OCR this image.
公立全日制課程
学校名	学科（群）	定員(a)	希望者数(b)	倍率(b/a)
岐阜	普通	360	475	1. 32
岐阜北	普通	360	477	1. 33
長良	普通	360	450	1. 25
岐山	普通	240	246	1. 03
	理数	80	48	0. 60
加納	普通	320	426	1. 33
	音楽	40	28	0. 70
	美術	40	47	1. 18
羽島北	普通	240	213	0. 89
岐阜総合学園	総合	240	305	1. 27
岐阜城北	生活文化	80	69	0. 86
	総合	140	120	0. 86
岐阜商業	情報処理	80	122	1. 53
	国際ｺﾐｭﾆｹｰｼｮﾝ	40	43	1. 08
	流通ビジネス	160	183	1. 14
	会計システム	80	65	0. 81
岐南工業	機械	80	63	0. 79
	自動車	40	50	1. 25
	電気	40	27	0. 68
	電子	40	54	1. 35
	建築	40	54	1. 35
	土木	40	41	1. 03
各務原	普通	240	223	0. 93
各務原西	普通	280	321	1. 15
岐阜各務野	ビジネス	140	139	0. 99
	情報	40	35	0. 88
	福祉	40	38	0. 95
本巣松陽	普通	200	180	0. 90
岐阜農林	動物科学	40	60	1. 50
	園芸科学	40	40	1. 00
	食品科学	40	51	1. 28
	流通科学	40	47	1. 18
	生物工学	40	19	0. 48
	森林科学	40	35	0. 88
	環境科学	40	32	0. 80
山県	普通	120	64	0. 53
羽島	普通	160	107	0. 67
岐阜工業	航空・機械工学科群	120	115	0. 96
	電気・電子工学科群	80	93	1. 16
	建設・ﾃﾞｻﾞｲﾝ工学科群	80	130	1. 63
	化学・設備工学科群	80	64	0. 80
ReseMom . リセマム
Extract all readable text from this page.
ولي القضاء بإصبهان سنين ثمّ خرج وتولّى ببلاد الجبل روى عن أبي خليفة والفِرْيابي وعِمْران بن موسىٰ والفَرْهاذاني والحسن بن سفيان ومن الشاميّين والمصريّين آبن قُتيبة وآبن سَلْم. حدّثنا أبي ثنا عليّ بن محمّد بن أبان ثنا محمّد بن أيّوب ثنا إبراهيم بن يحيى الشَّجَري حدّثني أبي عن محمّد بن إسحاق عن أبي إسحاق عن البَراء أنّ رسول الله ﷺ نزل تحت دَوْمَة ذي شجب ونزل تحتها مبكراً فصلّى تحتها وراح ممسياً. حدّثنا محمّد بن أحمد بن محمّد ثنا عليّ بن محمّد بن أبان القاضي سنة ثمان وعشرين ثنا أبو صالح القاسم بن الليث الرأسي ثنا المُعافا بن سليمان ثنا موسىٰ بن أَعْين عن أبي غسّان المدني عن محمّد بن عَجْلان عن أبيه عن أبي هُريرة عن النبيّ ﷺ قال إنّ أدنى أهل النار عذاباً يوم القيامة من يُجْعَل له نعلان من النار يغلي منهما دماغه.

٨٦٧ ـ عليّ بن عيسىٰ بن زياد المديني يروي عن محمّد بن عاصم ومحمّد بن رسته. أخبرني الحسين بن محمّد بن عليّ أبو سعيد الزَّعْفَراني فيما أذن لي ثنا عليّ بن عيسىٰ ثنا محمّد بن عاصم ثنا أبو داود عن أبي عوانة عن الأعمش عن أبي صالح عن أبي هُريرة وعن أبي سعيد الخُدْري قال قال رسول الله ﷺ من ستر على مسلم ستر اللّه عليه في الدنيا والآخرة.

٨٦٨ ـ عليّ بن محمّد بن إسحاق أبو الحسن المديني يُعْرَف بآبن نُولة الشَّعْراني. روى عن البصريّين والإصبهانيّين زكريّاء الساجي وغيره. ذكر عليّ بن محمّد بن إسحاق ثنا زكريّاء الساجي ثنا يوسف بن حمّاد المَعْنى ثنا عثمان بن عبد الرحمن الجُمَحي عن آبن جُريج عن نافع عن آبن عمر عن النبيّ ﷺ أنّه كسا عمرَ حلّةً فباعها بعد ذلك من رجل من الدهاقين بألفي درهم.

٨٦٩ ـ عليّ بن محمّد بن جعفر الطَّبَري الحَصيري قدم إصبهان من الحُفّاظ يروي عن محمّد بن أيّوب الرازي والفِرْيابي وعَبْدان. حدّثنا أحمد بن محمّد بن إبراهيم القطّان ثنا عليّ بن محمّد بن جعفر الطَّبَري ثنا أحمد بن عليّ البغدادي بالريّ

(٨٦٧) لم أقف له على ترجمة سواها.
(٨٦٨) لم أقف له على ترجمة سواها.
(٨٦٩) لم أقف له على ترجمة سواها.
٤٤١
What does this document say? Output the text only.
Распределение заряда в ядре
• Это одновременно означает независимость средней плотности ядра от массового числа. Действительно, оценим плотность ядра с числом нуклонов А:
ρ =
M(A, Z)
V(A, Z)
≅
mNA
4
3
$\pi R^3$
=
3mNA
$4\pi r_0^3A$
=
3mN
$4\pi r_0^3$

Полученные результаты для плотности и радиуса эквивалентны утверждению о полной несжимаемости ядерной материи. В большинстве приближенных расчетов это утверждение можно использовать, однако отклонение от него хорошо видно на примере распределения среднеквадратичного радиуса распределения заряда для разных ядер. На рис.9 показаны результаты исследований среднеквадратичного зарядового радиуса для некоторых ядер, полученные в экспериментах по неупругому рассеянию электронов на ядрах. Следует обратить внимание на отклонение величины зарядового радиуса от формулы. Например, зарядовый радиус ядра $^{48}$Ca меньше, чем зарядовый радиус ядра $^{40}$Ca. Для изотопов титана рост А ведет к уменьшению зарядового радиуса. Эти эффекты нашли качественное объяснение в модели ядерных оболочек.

####################

Exercise prompt ▸
Above are the records; copy every line in them that holds the word "أحمد".

Result of this exercise ▸
ولي القضاء بإصبهان سنين ثمّ خرج وتولّى ببلاد الجبل روى عن أبي خليفة والفِرْيابي وعِمْران بن موسىٰ والفَرْهاذاني والحسن بن سفيان ومن الشاميّين والمصريّين آبن قُتيبة وآبن سَلْم. حدّثنا أبي ثنا عليّ بن محمّد بن أبان ثنا محمّد بن أيّوب ثنا إبراهيم بن يحيى الشَّجَري حدّثني أبي عن محمّد بن إسحاق عن أبي إسحاق عن البَراء أنّ رسول الله ﷺ نزل تحت دَوْمَة ذي شجب ونزل تحتها مبكراً فصلّى تحتها وراح ممسياً. حدّثنا محمّد بن أحمد بن محمّد ثنا عليّ بن محمّد بن أبان القاضي سنة ثمان وعشرين ثنا أبو صالح القاسم بن الليث الرأسي ثنا المُعافا بن سليمان ثنا موسىٰ بن أَعْين عن أبي غسّان المدني عن محمّد بن عَجْلان عن أبيه عن أبي هُريرة عن النبيّ ﷺ قال إنّ أدنى أهل النار عذاباً يوم القيامة من يُجْعَل له نعلان من النار يغلي منهما دماغه.
٨٦٩ ـ عليّ بن محمّد بن جعفر الطَّبَري الحَصيري قدم إصبهان من الحُفّاظ يروي عن محمّد بن أيّوب الرازي والفِرْيابي وعَبْدان. حدّثنا أحمد بن محمّد بن إبراهيم القطّان ثنا عليّ بن محمّد بن جعفر الطَّبَري ثنا أحمد بن عليّ البغدادي بالريّ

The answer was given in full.